■ GIVEN REQUEST
Leave out the pictures and copy the remaining records exactly.

■ EXCERPTED DATA
------------------------------------------------
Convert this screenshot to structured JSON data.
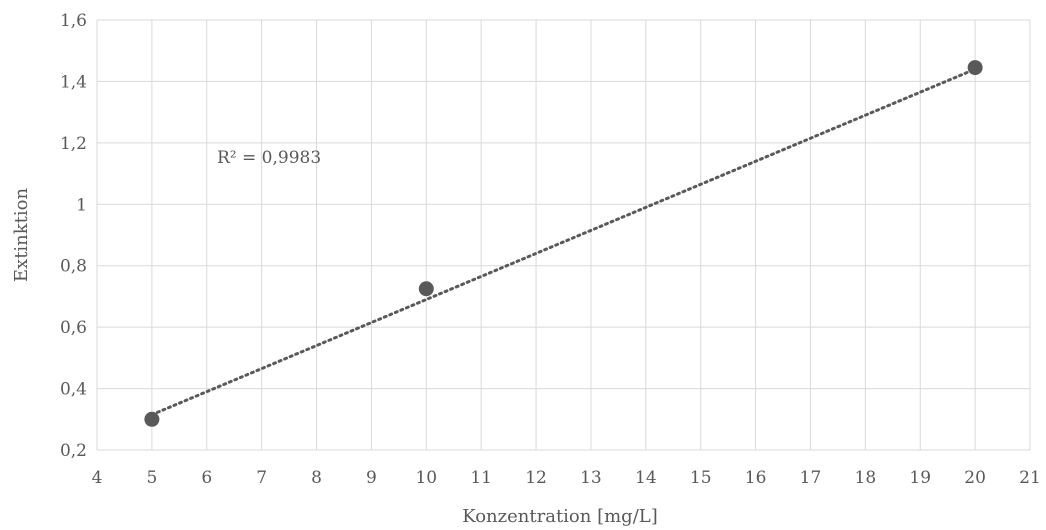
{
  "chart_data": {
    "type": "scatter",
    "title": "",
    "xlabel": "Konzentration [mg/L]",
    "ylabel": "Extinktion",
    "xlim": [
      4,
      21
    ],
    "ylim": [
      0.2,
      1.6
    ],
    "x_ticks": [
      4,
      5,
      6,
      7,
      8,
      9,
      10,
      11,
      12,
      13,
      14,
      15,
      16,
      17,
      18,
      19,
      20,
      21
    ],
    "y_ticks": [
      0.2,
      0.4,
      0.6,
      0.8,
      1.0,
      1.2,
      1.4,
      1.6
    ],
    "y_tick_labels": [
      "0,2",
      "0,4",
      "0,6",
      "0,8",
      "1",
      "1,2",
      "1,4",
      "1,6"
    ],
    "grid": true,
    "legend": "none",
    "series": [
      {
        "x": [
          5,
          10,
          20
        ],
        "y": [
          0.3,
          0.725,
          1.445
        ]
      }
    ],
    "trendline": {
      "type": "linear",
      "x": [
        5,
        20
      ],
      "y": [
        0.315,
        1.44
      ],
      "style": "dotted"
    },
    "annotations": [
      {
        "text": "R² = 0,9983"
      }
    ],
    "colors": {
      "marker": "#595959",
      "grid": "#d9d9d9",
      "text": "#595959"
    }
  }
}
------------------------------------------------
■ COMPLETE OUTPUT
Convert this screenshot to structured JSON data.
{
  "chart_data": {
    "type": "scatter",
    "title": "",
    "xlabel": "Konzentration [mg/L]",
    "ylabel": "Extinktion",
    "xlim": [
      4,
      21
    ],
    "ylim": [
      0.2,
      1.6
    ],
    "x_ticks": [
      4,
      5,
      6,
      7,
      8,
      9,
      10,
      11,
      12,
      13,
      14,
      15,
      16,
      17,
      18,
      19,
      20,
      21
    ],
    "y_ticks": [
      0.2,
      0.4,
      0.6,
      0.8,
      1.0,
      1.2,
      1.4,
      1.6
    ],
    "y_tick_labels": [
      "0,2",
      "0,4",
      "0,6",
      "0,8",
      "1",
      "1,2",
      "1,4",
      "1,6"
    ],
    "grid": true,
    "legend": "none",
    "series": [
      {
        "x": [
          5,
          10,
          20
        ],
        "y": [
          0.3,
          0.725,
          1.445
        ]
      }
    ],
    "trendline": {
      "type": "linear",
      "x": [
        5,
        20
      ],
      "y": [
        0.315,
        1.44
      ],
      "style": "dotted"
    },
    "annotations": [
      {
        "text": "R² = 0,9983"
      }
    ],
    "colors": {
      "marker": "#595959",
      "grid": "#d9d9d9",
      "text": "#595959"
    }
  }
}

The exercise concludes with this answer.